§ **THE RECORDS**:
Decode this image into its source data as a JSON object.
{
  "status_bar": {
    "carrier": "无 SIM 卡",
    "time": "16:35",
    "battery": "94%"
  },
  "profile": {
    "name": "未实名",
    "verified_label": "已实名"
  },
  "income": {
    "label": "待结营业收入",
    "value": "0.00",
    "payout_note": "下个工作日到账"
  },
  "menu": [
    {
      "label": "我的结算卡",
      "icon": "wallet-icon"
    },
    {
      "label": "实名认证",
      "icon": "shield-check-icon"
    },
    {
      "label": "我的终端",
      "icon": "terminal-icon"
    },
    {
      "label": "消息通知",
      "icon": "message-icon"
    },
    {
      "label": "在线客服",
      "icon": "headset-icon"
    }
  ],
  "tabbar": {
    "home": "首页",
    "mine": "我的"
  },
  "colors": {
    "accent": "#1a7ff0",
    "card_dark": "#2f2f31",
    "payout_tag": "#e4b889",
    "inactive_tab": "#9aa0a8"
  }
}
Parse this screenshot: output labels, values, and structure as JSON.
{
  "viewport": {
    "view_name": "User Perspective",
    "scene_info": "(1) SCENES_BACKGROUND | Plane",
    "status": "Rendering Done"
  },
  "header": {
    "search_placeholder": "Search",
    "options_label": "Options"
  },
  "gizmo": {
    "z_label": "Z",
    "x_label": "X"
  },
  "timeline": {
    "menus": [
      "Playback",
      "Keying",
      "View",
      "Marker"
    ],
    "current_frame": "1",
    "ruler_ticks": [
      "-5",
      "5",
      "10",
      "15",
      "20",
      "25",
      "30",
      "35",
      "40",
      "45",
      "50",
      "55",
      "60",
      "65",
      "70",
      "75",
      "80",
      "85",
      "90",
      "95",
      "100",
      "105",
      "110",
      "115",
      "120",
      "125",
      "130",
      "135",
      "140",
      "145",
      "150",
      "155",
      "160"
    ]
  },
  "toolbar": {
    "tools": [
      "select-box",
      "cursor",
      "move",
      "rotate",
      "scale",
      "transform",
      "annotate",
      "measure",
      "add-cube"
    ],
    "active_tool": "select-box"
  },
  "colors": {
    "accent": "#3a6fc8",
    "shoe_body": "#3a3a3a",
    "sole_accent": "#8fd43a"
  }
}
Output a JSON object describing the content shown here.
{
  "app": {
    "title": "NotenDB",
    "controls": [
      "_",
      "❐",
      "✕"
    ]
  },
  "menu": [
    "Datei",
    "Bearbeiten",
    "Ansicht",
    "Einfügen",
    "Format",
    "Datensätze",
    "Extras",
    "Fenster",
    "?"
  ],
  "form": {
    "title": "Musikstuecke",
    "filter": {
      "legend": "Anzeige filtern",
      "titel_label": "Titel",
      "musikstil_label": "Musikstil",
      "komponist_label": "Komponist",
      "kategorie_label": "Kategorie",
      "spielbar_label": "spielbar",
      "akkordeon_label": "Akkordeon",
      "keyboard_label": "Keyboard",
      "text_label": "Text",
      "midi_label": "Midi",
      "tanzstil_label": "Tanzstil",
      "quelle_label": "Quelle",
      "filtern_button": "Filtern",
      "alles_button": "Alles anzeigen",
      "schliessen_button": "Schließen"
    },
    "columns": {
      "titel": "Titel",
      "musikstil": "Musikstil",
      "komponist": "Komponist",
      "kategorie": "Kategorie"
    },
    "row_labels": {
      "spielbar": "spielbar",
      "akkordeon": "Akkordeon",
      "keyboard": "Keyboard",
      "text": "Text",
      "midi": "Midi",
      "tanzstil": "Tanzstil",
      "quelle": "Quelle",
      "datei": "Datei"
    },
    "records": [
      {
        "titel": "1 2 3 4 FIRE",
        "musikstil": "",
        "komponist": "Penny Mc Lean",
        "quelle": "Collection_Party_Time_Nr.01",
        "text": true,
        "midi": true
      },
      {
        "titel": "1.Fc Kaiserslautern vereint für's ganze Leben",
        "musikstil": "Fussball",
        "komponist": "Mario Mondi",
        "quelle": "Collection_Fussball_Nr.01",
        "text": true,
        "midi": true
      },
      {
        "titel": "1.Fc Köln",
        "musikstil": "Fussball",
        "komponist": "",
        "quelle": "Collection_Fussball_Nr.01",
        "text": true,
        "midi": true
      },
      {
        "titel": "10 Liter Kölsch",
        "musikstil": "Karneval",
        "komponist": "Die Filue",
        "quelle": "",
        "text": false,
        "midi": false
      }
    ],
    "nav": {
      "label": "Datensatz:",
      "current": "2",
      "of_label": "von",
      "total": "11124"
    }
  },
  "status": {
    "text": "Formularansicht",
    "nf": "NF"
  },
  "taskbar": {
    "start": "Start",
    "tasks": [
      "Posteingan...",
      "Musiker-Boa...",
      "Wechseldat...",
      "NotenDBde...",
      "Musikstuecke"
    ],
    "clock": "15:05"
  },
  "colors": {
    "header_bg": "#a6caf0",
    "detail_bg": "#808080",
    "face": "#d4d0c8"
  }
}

§ **OBJECTIVE**:
Every line of the data above should be copied exactly.

§ **EXERCISE ANSWER**:
Decode this image into its source data as a JSON object.
{
  "status_bar": {
    "carrier": "无 SIM 卡",
    "time": "16:35",
    "battery": "94%"
  },
  "profile": {
    "name": "未实名",
    "verified_label": "已实名"
  },
  "income": {
    "label": "待结营业收入",
    "value": "0.00",
    "payout_note": "下个工作日到账"
  },
  "menu": [
    {
      "label": "我的结算卡",
      "icon": "wallet-icon"
    },
    {
      "label": "实名认证",
      "icon": "shield-check-icon"
    },
    {
      "label": "我的终端",
      "icon": "terminal-icon"
    },
    {
      "label": "消息通知",
      "icon": "message-icon"
    },
    {
      "label": "在线客服",
      "icon": "headset-icon"
    }
  ],
  "tabbar": {
    "home": "首页",
    "mine": "我的"
  },
  "colors": {
    "accent": "#1a7ff0",
    "card_dark": "#2f2f31",
    "payout_tag": "#e4b889",
    "inactive_tab": "#9aa0a8"
  }
}
Parse this screenshot: output labels, values, and structure as JSON.
{
  "viewport": {
    "view_name": "User Perspective",
    "scene_info": "(1) SCENES_BACKGROUND | Plane",
    "status": "Rendering Done"
  },
  "header": {
    "search_placeholder": "Search",
    "options_label": "Options"
  },
  "gizmo": {
    "z_label": "Z",
    "x_label": "X"
  },
  "timeline": {
    "menus": [
      "Playback",
      "Keying",
      "View",
      "Marker"
    ],
    "current_frame": "1",
    "ruler_ticks": [
      "-5",
      "5",
      "10",
      "15",
      "20",
      "25",
      "30",
      "35",
      "40",
      "45",
      "50",
      "55",
      "60",
      "65",
      "70",
      "75",
      "80",
      "85",
      "90",
      "95",
      "100",
      "105",
      "110",
      "115",
      "120",
      "125",
      "130",
      "135",
      "140",
      "145",
      "150",
      "155",
      "160"
    ]
  },
  "toolbar": {
    "tools": [
      "select-box",
      "cursor",
      "move",
      "rotate",
      "scale",
      "transform",
      "annotate",
      "measure",
      "add-cube"
    ],
    "active_tool": "select-box"
  },
  "colors": {
    "accent": "#3a6fc8",
    "shoe_body": "#3a3a3a",
    "sole_accent": "#8fd43a"
  }
}
Output a JSON object describing the content shown here.
{
  "app": {
    "title": "NotenDB",
    "controls": [
      "_",
      "❐",
      "✕"
    ]
  },
  "menu": [
    "Datei",
    "Bearbeiten",
    "Ansicht",
    "Einfügen",
    "Format",
    "Datensätze",
    "Extras",
    "Fenster",
    "?"
  ],
  "form": {
    "title": "Musikstuecke",
    "filter": {
      "legend": "Anzeige filtern",
      "titel_label": "Titel",
      "musikstil_label": "Musikstil",
      "komponist_label": "Komponist",
      "kategorie_label": "Kategorie",
      "spielbar_label": "spielbar",
      "akkordeon_label": "Akkordeon",
      "keyboard_label": "Keyboard",
      "text_label": "Text",
      "midi_label": "Midi",
      "tanzstil_label": "Tanzstil",
      "quelle_label": "Quelle",
      "filtern_button": "Filtern",
      "alles_button": "Alles anzeigen",
      "schliessen_button": "Schließen"
    },
    "columns": {
      "titel": "Titel",
      "musikstil": "Musikstil",
      "komponist": "Komponist",
      "kategorie": "Kategorie"
    },
    "row_labels": {
      "spielbar": "spielbar",
      "akkordeon": "Akkordeon",
      "keyboard": "Keyboard",
      "text": "Text",
      "midi": "Midi",
      "tanzstil": "Tanzstil",
      "quelle": "Quelle",
      "datei": "Datei"
    },
    "records": [
      {
        "titel": "1 2 3 4 FIRE",
        "musikstil": "",
        "komponist": "Penny Mc Lean",
        "quelle": "Collection_Party_Time_Nr.01",
        "text": true,
        "midi": true
      },
      {
        "titel": "1.Fc Kaiserslautern vereint für's ganze Leben",
        "musikstil": "Fussball",
        "komponist": "Mario Mondi",
        "quelle": "Collection_Fussball_Nr.01",
        "text": true,
        "midi": true
      },
      {
        "titel": "1.Fc Köln",
        "musikstil": "Fussball",
        "komponist": "",
        "quelle": "Collection_Fussball_Nr.01",
        "text": true,
        "midi": true
      },
      {
        "titel": "10 Liter Kölsch",
        "musikstil": "Karneval",
        "komponist": "Die Filue",
        "quelle": "",
        "text": false,
        "midi": false
      }
    ],
    "nav": {
      "label": "Datensatz:",
      "current": "2",
      "of_label": "von",
      "total": "11124"
    }
  },
  "status": {
    "text": "Formularansicht",
    "nf": "NF"
  },
  "taskbar": {
    "start": "Start",
    "tasks": [
      "Posteingan...",
      "Musiker-Boa...",
      "Wechseldat...",
      "NotenDBde...",
      "Musikstuecke"
    ],
    "clock": "15:05"
  },
  "colors": {
    "header_bg": "#a6caf0",
    "detail_bg": "#808080",
    "face": "#d4d0c8"
  }
}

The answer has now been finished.